───── Given records ─────
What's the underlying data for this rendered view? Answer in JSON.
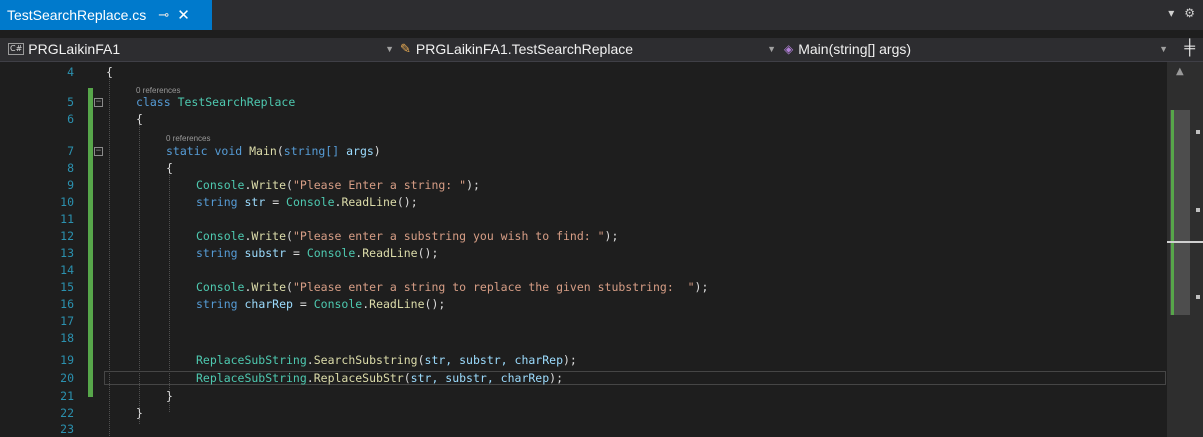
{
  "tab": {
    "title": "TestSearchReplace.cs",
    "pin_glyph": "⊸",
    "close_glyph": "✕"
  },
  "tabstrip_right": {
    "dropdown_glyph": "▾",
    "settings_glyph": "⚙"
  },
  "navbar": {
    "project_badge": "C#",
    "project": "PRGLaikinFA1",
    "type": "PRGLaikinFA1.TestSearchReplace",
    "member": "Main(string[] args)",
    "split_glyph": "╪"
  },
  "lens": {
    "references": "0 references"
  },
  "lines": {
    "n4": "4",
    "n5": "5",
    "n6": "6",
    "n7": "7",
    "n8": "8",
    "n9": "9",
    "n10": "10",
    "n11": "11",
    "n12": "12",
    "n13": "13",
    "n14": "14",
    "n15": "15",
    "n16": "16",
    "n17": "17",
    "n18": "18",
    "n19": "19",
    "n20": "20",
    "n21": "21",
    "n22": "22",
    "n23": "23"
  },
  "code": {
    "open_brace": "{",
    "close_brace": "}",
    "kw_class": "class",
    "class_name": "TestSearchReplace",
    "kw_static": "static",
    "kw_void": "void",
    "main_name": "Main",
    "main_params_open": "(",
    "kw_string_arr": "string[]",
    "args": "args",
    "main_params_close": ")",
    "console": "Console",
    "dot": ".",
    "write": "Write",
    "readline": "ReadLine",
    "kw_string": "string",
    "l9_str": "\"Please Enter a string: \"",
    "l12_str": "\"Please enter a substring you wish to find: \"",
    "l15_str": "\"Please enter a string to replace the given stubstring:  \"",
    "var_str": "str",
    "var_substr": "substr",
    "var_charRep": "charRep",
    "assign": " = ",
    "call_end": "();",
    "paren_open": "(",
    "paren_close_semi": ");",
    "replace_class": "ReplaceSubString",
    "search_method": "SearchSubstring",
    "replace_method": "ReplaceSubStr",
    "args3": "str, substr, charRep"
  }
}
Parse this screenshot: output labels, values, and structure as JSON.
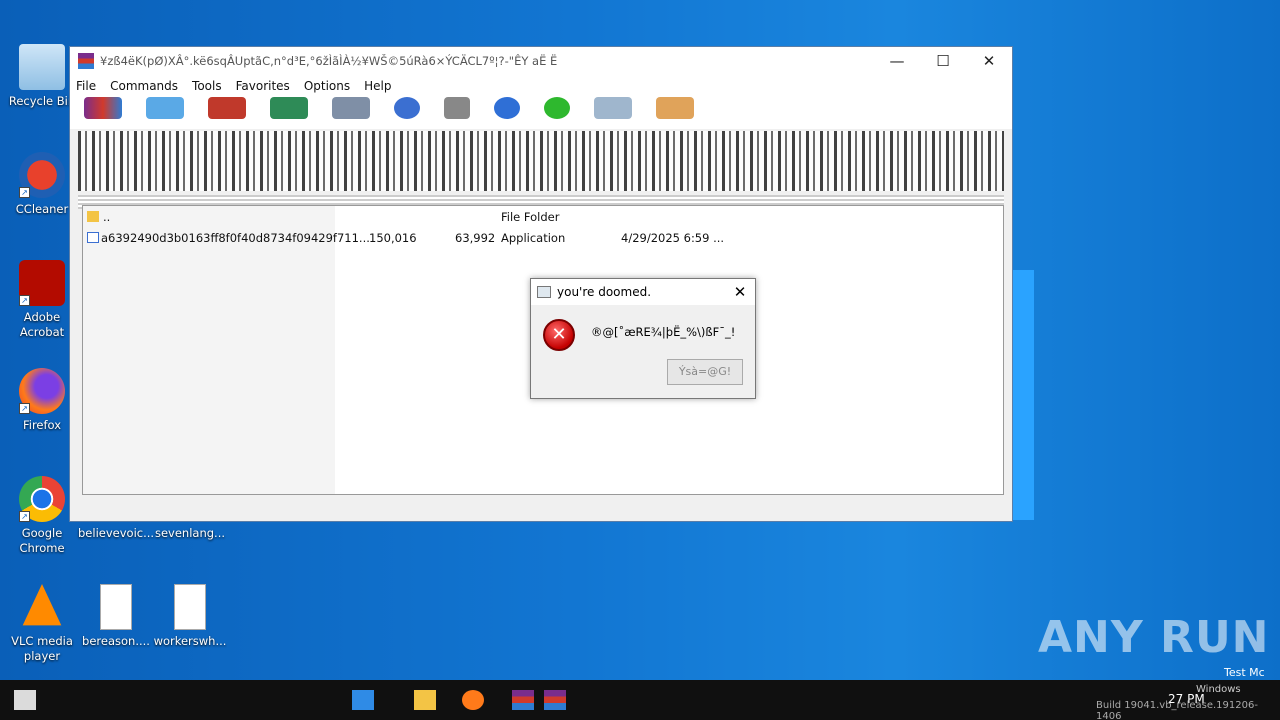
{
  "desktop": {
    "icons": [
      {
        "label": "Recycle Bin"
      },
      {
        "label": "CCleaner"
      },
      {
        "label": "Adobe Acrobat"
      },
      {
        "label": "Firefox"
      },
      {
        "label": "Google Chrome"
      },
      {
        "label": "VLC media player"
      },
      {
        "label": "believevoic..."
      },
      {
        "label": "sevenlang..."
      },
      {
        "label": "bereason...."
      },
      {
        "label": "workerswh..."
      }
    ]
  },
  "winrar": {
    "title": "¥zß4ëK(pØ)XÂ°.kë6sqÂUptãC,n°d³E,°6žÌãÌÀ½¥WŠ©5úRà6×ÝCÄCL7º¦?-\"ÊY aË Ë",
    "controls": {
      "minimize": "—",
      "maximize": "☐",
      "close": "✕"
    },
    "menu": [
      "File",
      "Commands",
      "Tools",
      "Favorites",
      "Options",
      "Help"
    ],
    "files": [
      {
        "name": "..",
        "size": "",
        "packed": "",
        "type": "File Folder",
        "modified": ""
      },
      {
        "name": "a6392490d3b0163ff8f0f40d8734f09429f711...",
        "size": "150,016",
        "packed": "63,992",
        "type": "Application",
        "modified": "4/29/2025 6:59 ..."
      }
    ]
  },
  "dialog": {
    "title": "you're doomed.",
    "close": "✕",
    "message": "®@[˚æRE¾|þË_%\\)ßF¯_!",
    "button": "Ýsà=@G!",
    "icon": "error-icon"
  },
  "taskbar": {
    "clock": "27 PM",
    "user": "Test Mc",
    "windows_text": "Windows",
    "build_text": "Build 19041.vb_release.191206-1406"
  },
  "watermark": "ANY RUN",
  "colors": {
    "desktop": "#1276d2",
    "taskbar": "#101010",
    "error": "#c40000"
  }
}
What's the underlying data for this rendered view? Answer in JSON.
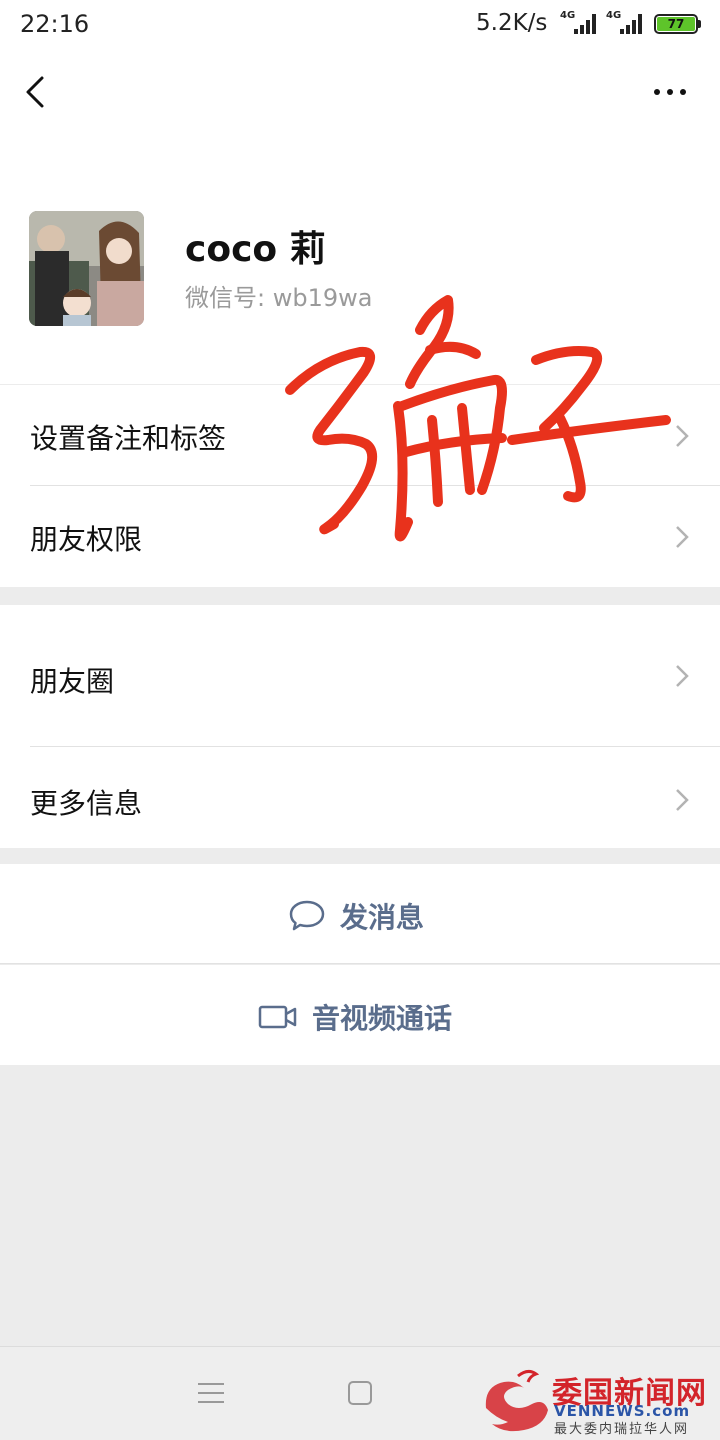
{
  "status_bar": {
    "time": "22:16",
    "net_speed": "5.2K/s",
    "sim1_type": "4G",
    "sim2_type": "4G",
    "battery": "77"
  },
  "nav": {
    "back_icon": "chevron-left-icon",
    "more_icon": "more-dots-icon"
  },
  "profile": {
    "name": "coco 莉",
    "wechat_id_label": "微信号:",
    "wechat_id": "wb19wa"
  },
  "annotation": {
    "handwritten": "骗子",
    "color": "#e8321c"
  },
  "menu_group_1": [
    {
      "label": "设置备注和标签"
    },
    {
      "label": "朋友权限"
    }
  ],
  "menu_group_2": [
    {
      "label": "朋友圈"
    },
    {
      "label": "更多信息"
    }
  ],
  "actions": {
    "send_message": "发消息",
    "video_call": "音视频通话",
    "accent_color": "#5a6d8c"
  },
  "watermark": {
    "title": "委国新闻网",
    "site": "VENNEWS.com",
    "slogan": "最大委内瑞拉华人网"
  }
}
─────
__Task goal__:
Write out all the entries exactly, except for the pictures.

__Response__:
What's the underlying data for this rendered view? Answer in JSON.
{
  "tab": {
    "title": "TestSearchReplace.cs",
    "pin_glyph": "⊸",
    "close_glyph": "✕"
  },
  "tabstrip_right": {
    "dropdown_glyph": "▾",
    "settings_glyph": "⚙"
  },
  "navbar": {
    "project_badge": "C#",
    "project": "PRGLaikinFA1",
    "type": "PRGLaikinFA1.TestSearchReplace",
    "member": "Main(string[] args)",
    "split_glyph": "╪"
  },
  "lens": {
    "references": "0 references"
  },
  "lines": {
    "n4": "4",
    "n5": "5",
    "n6": "6",
    "n7": "7",
    "n8": "8",
    "n9": "9",
    "n10": "10",
    "n11": "11",
    "n12": "12",
    "n13": "13",
    "n14": "14",
    "n15": "15",
    "n16": "16",
    "n17": "17",
    "n18": "18",
    "n19": "19",
    "n20": "20",
    "n21": "21",
    "n22": "22",
    "n23": "23"
  },
  "code": {
    "open_brace": "{",
    "close_brace": "}",
    "kw_class": "class",
    "class_name": "TestSearchReplace",
    "kw_static": "static",
    "kw_void": "void",
    "main_name": "Main",
    "main_params_open": "(",
    "kw_string_arr": "string[]",
    "args": "args",
    "main_params_close": ")",
    "console": "Console",
    "dot": ".",
    "write": "Write",
    "readline": "ReadLine",
    "kw_string": "string",
    "l9_str": "\"Please Enter a string: \"",
    "l12_str": "\"Please enter a substring you wish to find: \"",
    "l15_str": "\"Please enter a string to replace the given stubstring:  \"",
    "var_str": "str",
    "var_substr": "substr",
    "var_charRep": "charRep",
    "assign": " = ",
    "call_end": "();",
    "paren_open": "(",
    "paren_close_semi": ");",
    "replace_class": "ReplaceSubString",
    "search_method": "SearchSubstring",
    "replace_method": "ReplaceSubStr",
    "args3": "str, substr, charRep"
  }
}
Parse this screenshot: output labels, values, and structure as JSON.
{
  "desktop": {
    "icons": [
      {
        "label": "Recycle Bin"
      },
      {
        "label": "CCleaner"
      },
      {
        "label": "Adobe Acrobat"
      },
      {
        "label": "Firefox"
      },
      {
        "label": "Google Chrome"
      },
      {
        "label": "VLC media player"
      },
      {
        "label": "believevoic..."
      },
      {
        "label": "sevenlang..."
      },
      {
        "label": "bereason...."
      },
      {
        "label": "workerswh..."
      }
    ]
  },
  "winrar": {
    "title": "¥zß4ëK(pØ)XÂ°.kë6sqÂUptãC,n°d³E,°6žÌãÌÀ½¥WŠ©5úRà6×ÝCÄCL7º¦?-\"ÊY aË Ë",
    "controls": {
      "minimize": "—",
      "maximize": "☐",
      "close": "✕"
    },
    "menu": [
      "File",
      "Commands",
      "Tools",
      "Favorites",
      "Options",
      "Help"
    ],
    "files": [
      {
        "name": "..",
        "size": "",
        "packed": "",
        "type": "File Folder",
        "modified": ""
      },
      {
        "name": "a6392490d3b0163ff8f0f40d8734f09429f711...",
        "size": "150,016",
        "packed": "63,992",
        "type": "Application",
        "modified": "4/29/2025 6:59 ..."
      }
    ]
  },
  "dialog": {
    "title": "you're doomed.",
    "close": "✕",
    "message": "®@[˚æRE¾|þË_%\\)ßF¯_!",
    "button": "Ýsà=@G!",
    "icon": "error-icon"
  },
  "taskbar": {
    "clock": "27 PM",
    "user": "Test Mc",
    "windows_text": "Windows",
    "build_text": "Build 19041.vb_release.191206-1406"
  },
  "watermark": "ANY RUN",
  "colors": {
    "desktop": "#1276d2",
    "taskbar": "#101010",
    "error": "#c40000"
  }
}
What's the underlying data for this rendered view? Answer in JSON.
{
  "status_bar": {
    "time": "22:16",
    "net_speed": "5.2K/s",
    "sim1_type": "4G",
    "sim2_type": "4G",
    "battery": "77"
  },
  "nav": {
    "back_icon": "chevron-left-icon",
    "more_icon": "more-dots-icon"
  },
  "profile": {
    "name": "coco 莉",
    "wechat_id_label": "微信号:",
    "wechat_id": "wb19wa"
  },
  "annotation": {
    "handwritten": "骗子",
    "color": "#e8321c"
  },
  "menu_group_1": [
    {
      "label": "设置备注和标签"
    },
    {
      "label": "朋友权限"
    }
  ],
  "menu_group_2": [
    {
      "label": "朋友圈"
    },
    {
      "label": "更多信息"
    }
  ],
  "actions": {
    "send_message": "发消息",
    "video_call": "音视频通话",
    "accent_color": "#5a6d8c"
  },
  "watermark": {
    "title": "委国新闻网",
    "site": "VENNEWS.com",
    "slogan": "最大委内瑞拉华人网"
  }
}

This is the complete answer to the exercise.